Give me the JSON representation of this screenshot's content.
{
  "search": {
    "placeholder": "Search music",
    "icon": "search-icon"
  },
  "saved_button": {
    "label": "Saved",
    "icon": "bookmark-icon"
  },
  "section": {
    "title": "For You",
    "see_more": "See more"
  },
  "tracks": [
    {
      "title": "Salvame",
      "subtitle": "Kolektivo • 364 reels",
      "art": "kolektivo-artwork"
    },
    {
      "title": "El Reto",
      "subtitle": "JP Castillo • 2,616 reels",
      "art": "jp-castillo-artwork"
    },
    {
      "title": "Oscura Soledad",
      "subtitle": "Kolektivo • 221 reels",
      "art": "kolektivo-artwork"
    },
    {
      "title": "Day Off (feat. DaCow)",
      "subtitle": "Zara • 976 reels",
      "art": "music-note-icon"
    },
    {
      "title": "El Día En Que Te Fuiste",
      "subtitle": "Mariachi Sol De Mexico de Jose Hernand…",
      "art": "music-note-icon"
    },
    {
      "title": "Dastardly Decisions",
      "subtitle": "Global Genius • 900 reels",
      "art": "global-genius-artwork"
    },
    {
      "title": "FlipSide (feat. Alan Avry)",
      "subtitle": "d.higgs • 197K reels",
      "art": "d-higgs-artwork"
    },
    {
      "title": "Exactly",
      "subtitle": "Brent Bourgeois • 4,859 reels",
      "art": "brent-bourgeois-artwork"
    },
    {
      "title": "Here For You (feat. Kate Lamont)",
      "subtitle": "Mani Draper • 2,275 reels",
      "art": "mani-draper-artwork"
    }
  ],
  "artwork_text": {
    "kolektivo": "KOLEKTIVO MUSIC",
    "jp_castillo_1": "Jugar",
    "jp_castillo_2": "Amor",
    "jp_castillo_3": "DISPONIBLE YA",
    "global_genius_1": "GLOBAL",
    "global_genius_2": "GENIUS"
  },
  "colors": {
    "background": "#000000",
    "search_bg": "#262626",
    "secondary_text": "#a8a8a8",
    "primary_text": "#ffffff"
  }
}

*REQUIRED TASK:*
Using the material above, gather every line that includes "icon".

*TASK RESULT:*
    "icon": "search-icon"
    "icon": "bookmark-icon"
      "art": "music-note-icon"
      "art": "music-note-icon"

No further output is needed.